Quoted text:
────────────────────────────────────────
Sharp: Lambda storage space shrinking

Created on 9 Feb 2017  路  7Comments  路  Source: lovell/sharp

We are using Sharp in an AWS Lambda function, and we have an issue with storage space (of all things...).
Function downloads an image from S3, places it inside tmp directory. After that:

var image = sharp('/tmp/imageName.png');
image.rotate();
image.toFormat('PNG').toBuffer(function(err, data) {
    // here we check storage space available and files inside the /tmp dir
    // some more stuff
})

With one 18MB PNG image we observed that, after outputting to buffer, the storage space available had dropped from 496MB (514MB available to Lambda minus 18MB for the image we placed inside tmp) to 142MB. This is a problem, because Lambda may reuse the previously used container, in which case the available storage remains at 160MB (142 + 18MB for the image, that we delete before exiting function), and if we upload the same image twice in a row, and the same container gets used, the function runs out of free space on disk and dies.

Question is simple - does Sharp and / or it's underlying libraries, create any temporary files, that may not get deleted, or could this just be bad memory management, causing a swap file to be filled up?

I'm still waiting on a response from AWS, because I do not know if a swap file even exists inside the Lambda instance, so I'm not sure what might be causing this sudden spike in storage space usage. Also, other images don't seem to be behaving this way - a 9MB PNG file doesn't cause any spikes in disk space usage from my observations.

Sadly I cannot share the image itself.

I thank you for any guidance in advance.

question

All 7 comments

Hello, you'll either need to try sequentialRead to reduce memory or set the VIPS_DISC_THRESHOLD environment variable.

Thank you @lovell , setting the VIPS_DISC_THRESHOLD fixed the issue.

There is one thing to add though - at first I tried it with sequentialRead() and that worked most of the time, however one image did fail.
────────────────────────────────────────
Directions for this task: Pick up the forum thread above on Sharp and Lambda storage space, continuing after its last sentence.

Rows from a layout dataset:
────────────────────────────────────────
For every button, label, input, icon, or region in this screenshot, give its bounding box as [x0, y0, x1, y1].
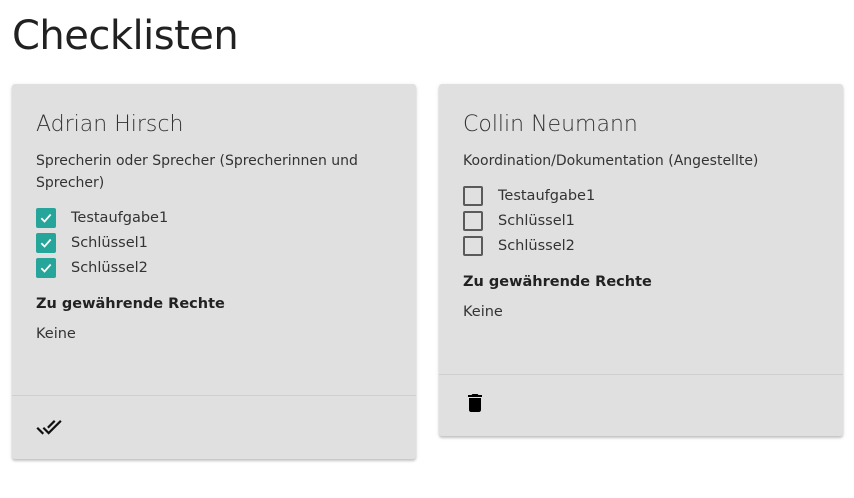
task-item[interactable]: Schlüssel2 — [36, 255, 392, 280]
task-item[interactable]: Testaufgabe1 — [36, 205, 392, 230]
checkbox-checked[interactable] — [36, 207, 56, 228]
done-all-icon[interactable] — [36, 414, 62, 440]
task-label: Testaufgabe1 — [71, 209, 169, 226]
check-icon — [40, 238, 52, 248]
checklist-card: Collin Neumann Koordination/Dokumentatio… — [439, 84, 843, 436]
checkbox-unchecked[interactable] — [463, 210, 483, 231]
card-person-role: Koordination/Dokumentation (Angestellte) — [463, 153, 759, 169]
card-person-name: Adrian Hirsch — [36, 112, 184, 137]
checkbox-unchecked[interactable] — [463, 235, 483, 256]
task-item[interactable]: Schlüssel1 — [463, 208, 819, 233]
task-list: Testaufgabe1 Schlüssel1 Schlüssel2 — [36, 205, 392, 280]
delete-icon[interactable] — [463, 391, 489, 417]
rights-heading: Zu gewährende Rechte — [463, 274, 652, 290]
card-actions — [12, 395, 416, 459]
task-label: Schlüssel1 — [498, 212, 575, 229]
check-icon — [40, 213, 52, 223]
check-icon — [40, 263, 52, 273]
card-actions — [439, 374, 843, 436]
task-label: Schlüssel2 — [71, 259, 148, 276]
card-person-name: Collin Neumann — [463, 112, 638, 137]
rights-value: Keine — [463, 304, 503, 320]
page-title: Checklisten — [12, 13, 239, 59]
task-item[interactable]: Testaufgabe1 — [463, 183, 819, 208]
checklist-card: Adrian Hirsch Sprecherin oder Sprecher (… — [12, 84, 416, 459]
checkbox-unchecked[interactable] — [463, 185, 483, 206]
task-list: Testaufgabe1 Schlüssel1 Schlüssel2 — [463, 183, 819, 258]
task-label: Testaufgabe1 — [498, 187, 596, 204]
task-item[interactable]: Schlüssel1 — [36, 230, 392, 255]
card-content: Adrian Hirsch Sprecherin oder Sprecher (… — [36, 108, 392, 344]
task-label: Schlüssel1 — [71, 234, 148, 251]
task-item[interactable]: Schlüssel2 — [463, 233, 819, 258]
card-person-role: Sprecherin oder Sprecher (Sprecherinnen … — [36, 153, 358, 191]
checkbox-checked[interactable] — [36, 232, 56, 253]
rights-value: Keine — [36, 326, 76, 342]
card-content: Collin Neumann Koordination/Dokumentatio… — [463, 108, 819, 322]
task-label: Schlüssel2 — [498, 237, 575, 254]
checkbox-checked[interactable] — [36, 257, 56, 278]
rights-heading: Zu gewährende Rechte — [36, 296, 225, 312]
────────────────────────────────────────
Result for this task:
20161108_132059

This image, taken by a Samsung Galaxy S6, fails at toFormat with the following Lambda logs:
2017-02-10T16:17:42.506Z 7271c281-efac-11e6-9c2e-c52e7d71286e [Error: VipsJpeg: out of order read at line 2988 VipsJpeg: out of order read at line 2988 VipsJpeg: out of order read at line 2988 VipsJpeg: out of order read at line 2988 VipsJpeg: out of order read at line 2988 VipsJpeg: out of order read at line 2988 VipsJpeg: out of order read at line 2988 VipsJpeg: out of order read at line 2988 VipsJpeg: out of order read at line 2988 VipsJpeg: out of order read at line 2988 VipsJpeg: out of order read at line 2988 VipsJpeg: out of order read at line 2988 VipsJpeg: out of order read at line 2988 VipsJpeg: out of order read at line 2988 VipsJpeg: out of order read at line 2988 VipsJpeg: out of order read at line 2988 VipsJpeg: out of order read at line 2988 ]
A guy here had a similiar problem https://github.com/jcupitt/libvips/issues/261, only with libvips.

This is not an issue for me anymore, because setting environment variable fixed it, so this is more of an FYI.

That image has a Rotate 90 CW orientation tag. Thus it will try to correctly rotate the image (EXIF auto-orient).

@lovell I think we need to force baton->accessMethod to VIPS_ACCESS_RANDOM if we are trying to rotate the image (just like the trim operation). I've also seen these errors with the sharpen and blur operations in combination with sequentialRead. Not sure if there any more operators which needs access method force to VIPS_ACCESS_RANDOM.

@KrissKulins Thanks for confirming, I'll close.

@kleisauke Good idea, thank you. We could also try adding a tilecache operation, like resize does here, to allow the continued use of sequential read. I've created #709 to track this.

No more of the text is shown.